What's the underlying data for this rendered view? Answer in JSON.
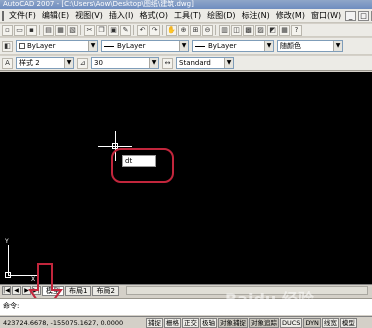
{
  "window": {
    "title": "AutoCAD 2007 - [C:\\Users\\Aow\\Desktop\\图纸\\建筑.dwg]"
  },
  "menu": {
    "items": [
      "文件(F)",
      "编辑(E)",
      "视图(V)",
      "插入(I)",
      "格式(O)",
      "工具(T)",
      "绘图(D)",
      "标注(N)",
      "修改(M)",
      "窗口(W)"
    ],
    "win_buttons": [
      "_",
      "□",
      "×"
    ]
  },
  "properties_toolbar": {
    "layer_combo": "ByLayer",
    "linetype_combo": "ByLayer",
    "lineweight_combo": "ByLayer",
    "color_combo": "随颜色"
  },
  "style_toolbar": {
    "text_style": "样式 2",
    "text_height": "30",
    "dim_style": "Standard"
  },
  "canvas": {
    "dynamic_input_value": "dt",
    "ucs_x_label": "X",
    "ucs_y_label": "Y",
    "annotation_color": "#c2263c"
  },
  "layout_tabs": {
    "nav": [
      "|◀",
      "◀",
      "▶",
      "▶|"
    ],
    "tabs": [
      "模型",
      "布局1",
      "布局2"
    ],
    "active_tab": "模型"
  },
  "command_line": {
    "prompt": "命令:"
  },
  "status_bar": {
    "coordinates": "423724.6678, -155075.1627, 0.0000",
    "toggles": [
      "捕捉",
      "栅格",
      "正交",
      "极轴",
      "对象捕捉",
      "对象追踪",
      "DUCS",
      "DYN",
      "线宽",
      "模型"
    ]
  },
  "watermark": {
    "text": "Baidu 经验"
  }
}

--- Stated exercise ---
Copy the listing over exactly, skipping the pictures it holds.

--- Output below ---
What's the underlying data for this rendered view? Answer in JSON.
{
  "window": {
    "title": "AutoCAD 2007 - [C:\\Users\\Aow\\Desktop\\图纸\\建筑.dwg]"
  },
  "menu": {
    "items": [
      "文件(F)",
      "编辑(E)",
      "视图(V)",
      "插入(I)",
      "格式(O)",
      "工具(T)",
      "绘图(D)",
      "标注(N)",
      "修改(M)",
      "窗口(W)"
    ],
    "win_buttons": [
      "_",
      "□",
      "×"
    ]
  },
  "properties_toolbar": {
    "layer_combo": "ByLayer",
    "linetype_combo": "ByLayer",
    "lineweight_combo": "ByLayer",
    "color_combo": "随颜色"
  },
  "style_toolbar": {
    "text_style": "样式 2",
    "text_height": "30",
    "dim_style": "Standard"
  },
  "canvas": {
    "dynamic_input_value": "dt",
    "ucs_x_label": "X",
    "ucs_y_label": "Y",
    "annotation_color": "#c2263c"
  },
  "layout_tabs": {
    "nav": [
      "|◀",
      "◀",
      "▶",
      "▶|"
    ],
    "tabs": [
      "模型",
      "布局1",
      "布局2"
    ],
    "active_tab": "模型"
  },
  "command_line": {
    "prompt": "命令:"
  },
  "status_bar": {
    "coordinates": "423724.6678, -155075.1627, 0.0000",
    "toggles": [
      "捕捉",
      "栅格",
      "正交",
      "极轴",
      "对象捕捉",
      "对象追踪",
      "DUCS",
      "DYN",
      "线宽",
      "模型"
    ]
  },
  "watermark": {
    "text": "Baidu 经验"
  }
}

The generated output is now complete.